(Challenge):
Your task is to transcribe all of the records exactly and leave out the pictures.

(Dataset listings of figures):
↓↓↓

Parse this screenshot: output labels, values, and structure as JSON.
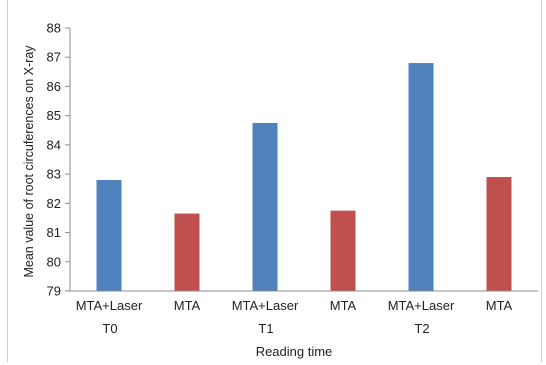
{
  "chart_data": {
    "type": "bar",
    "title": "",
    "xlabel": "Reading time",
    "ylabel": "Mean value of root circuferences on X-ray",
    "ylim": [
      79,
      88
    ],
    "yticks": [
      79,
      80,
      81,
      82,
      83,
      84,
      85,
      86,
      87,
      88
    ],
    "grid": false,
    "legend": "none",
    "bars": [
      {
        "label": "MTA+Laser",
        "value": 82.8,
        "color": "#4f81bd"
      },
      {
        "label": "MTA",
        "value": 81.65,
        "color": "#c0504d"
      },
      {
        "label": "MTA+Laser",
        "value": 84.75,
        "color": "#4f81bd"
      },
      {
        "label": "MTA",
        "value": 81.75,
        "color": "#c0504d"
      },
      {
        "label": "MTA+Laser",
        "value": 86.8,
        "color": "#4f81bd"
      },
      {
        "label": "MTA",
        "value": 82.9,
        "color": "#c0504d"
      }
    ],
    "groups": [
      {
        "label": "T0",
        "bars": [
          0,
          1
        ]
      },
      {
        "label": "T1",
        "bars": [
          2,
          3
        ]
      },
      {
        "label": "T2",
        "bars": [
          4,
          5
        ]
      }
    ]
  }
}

↑↑↑

(Exercise result):
Parse this screenshot: output labels, values, and structure as JSON.
{
  "chart_data": {
    "type": "bar",
    "title": "",
    "xlabel": "Reading time",
    "ylabel": "Mean value of root circuferences on X-ray",
    "ylim": [
      79,
      88
    ],
    "yticks": [
      79,
      80,
      81,
      82,
      83,
      84,
      85,
      86,
      87,
      88
    ],
    "grid": false,
    "legend": "none",
    "bars": [
      {
        "label": "MTA+Laser",
        "value": 82.8,
        "color": "#4f81bd"
      },
      {
        "label": "MTA",
        "value": 81.65,
        "color": "#c0504d"
      },
      {
        "label": "MTA+Laser",
        "value": 84.75,
        "color": "#4f81bd"
      },
      {
        "label": "MTA",
        "value": 81.75,
        "color": "#c0504d"
      },
      {
        "label": "MTA+Laser",
        "value": 86.8,
        "color": "#4f81bd"
      },
      {
        "label": "MTA",
        "value": 82.9,
        "color": "#c0504d"
      }
    ],
    "groups": [
      {
        "label": "T0",
        "bars": [
          0,
          1
        ]
      },
      {
        "label": "T1",
        "bars": [
          2,
          3
        ]
      },
      {
        "label": "T2",
        "bars": [
          4,
          5
        ]
      }
    ]
  }
}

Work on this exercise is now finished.